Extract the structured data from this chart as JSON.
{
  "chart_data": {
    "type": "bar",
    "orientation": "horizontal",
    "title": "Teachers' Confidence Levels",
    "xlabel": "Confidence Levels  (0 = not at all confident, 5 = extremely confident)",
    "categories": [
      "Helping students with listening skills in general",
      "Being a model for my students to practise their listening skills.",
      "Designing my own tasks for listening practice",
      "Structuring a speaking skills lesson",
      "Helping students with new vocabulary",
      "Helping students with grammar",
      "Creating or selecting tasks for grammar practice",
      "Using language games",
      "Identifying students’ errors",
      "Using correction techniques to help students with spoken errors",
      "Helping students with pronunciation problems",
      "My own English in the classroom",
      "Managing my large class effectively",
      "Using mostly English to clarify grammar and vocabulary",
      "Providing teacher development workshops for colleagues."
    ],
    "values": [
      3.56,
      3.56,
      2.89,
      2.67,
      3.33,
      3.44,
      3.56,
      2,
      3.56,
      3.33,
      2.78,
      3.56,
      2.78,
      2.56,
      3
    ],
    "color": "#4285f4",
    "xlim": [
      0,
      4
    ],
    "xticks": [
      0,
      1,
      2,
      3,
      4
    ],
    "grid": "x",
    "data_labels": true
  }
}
********
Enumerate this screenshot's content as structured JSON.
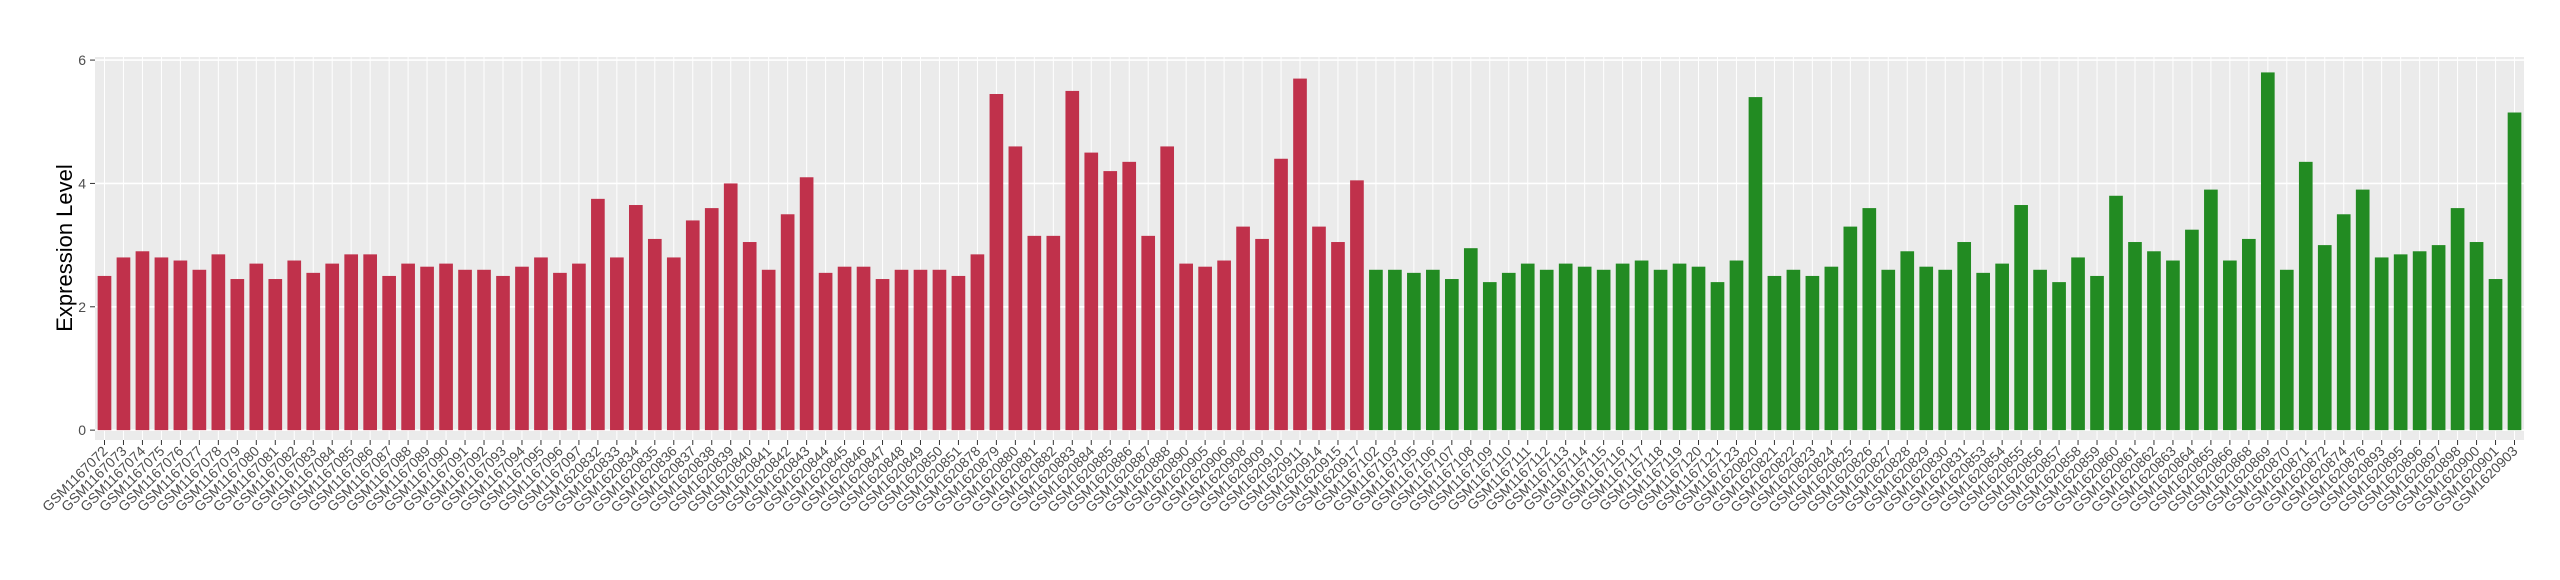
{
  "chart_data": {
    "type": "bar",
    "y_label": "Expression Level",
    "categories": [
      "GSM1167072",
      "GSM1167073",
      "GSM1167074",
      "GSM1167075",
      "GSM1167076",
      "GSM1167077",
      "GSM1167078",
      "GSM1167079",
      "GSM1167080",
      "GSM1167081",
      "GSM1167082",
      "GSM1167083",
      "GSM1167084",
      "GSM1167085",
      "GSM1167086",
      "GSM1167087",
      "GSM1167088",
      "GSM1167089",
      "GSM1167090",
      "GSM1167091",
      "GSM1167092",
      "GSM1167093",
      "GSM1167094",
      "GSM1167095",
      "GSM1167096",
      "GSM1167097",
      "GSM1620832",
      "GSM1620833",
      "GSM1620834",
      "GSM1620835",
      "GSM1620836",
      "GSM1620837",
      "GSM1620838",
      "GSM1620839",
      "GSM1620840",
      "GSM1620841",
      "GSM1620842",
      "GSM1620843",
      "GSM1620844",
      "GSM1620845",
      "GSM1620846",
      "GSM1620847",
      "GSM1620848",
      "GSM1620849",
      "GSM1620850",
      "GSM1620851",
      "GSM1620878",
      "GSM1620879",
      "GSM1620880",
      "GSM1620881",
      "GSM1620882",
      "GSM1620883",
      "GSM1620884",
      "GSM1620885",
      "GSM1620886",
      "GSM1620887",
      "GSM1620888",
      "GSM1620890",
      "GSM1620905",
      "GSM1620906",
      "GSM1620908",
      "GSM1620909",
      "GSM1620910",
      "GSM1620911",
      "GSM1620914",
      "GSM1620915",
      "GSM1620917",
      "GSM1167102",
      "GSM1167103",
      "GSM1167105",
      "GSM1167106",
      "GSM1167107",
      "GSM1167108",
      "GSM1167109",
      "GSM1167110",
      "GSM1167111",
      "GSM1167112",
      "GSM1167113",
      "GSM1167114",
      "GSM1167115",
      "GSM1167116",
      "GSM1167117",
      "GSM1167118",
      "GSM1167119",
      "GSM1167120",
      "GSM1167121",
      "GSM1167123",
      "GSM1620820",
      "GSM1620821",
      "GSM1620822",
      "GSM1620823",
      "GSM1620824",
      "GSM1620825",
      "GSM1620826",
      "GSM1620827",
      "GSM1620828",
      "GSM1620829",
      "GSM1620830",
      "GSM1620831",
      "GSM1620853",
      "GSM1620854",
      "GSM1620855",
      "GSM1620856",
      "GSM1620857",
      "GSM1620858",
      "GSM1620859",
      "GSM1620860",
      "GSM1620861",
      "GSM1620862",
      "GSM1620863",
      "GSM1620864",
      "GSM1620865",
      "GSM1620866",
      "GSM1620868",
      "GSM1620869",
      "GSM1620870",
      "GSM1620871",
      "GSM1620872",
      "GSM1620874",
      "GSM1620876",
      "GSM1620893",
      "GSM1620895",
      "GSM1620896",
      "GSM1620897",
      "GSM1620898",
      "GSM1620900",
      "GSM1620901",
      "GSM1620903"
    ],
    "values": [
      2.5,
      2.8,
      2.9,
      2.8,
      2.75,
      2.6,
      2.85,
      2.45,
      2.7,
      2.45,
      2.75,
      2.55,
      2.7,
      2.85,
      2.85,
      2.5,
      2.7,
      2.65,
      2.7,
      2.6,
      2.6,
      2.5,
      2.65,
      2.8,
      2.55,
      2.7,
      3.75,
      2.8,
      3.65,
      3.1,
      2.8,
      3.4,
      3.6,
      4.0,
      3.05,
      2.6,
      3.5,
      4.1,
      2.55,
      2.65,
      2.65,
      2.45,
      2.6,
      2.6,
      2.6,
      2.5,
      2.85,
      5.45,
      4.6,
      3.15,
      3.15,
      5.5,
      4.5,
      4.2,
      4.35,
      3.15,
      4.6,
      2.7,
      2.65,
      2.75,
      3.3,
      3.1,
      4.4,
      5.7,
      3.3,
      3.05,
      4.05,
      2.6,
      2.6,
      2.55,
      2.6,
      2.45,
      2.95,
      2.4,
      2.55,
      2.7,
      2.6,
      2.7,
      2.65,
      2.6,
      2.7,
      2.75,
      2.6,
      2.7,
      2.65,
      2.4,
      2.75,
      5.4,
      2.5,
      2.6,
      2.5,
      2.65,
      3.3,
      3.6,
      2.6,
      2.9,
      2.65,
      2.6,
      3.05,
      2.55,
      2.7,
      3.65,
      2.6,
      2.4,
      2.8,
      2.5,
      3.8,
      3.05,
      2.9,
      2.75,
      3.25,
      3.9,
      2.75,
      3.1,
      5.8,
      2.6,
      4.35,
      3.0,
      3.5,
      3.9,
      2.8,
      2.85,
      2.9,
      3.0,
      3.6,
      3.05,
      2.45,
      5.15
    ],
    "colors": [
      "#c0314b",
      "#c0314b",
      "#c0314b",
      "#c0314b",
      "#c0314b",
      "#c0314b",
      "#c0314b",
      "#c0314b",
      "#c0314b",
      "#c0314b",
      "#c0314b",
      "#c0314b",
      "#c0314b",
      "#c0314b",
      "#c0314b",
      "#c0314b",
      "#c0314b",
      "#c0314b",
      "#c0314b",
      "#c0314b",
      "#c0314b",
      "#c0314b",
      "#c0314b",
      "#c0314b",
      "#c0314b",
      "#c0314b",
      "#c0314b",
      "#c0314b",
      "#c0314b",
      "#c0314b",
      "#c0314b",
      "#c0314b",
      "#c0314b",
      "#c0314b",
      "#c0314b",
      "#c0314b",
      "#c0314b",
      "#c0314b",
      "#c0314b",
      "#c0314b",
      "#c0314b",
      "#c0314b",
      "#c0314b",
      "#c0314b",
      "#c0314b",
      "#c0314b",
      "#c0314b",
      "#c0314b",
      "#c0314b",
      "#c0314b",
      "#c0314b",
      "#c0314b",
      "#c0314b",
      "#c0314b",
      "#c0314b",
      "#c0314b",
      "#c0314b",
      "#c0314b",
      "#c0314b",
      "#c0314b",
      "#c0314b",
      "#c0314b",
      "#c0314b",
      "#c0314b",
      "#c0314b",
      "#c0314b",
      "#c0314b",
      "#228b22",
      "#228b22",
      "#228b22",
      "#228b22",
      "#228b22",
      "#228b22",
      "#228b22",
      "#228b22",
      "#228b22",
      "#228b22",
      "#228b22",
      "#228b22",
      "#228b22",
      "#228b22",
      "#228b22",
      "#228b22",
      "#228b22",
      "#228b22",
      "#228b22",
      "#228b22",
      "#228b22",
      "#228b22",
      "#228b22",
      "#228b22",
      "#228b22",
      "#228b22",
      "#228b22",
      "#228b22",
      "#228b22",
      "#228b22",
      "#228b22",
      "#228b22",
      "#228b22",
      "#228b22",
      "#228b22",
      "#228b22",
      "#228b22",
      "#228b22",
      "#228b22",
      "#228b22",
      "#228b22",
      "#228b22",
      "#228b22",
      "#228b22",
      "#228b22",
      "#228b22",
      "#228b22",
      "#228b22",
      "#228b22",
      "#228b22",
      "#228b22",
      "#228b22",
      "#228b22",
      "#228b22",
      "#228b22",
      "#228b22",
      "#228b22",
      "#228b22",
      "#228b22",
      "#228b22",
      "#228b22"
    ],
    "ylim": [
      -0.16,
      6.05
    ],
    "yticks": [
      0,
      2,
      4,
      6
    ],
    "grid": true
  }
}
********
* [Task to carry out] All lines of the data above that include the word "grammar" must be shown.

* [Expected answer]
      "Helping students with grammar",
      "Creating or selecting tasks for grammar practice",
      "Using mostly English to clarify grammar and vocabulary",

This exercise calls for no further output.